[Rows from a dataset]
======
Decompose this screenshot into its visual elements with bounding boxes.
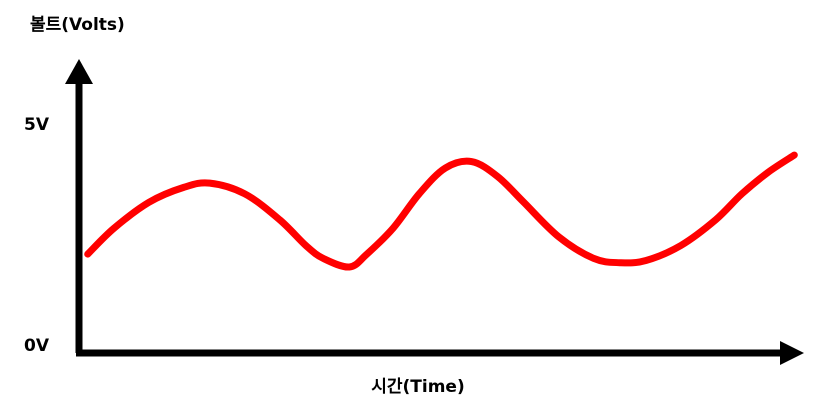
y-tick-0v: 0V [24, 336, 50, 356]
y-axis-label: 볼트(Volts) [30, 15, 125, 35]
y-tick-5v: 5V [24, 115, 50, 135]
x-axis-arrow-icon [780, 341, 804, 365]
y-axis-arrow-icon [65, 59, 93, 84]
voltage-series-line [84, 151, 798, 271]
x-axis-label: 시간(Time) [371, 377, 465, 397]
======
* _What to do_
Output the lines of the data above verbatim, omitting the pictures.

* _Problem solution_
Decompose this screenshot into its visual elements with bounding boxes.
y-tick-0v: 0V [24, 336, 50, 356]
y-axis-label: 볼트(Volts) [30, 15, 125, 35]
y-tick-5v: 5V [24, 115, 50, 135]
x-axis-arrow-icon [780, 341, 804, 365]
y-axis-arrow-icon [65, 59, 93, 84]
voltage-series-line [84, 151, 798, 271]
x-axis-label: 시간(Time) [371, 377, 465, 397]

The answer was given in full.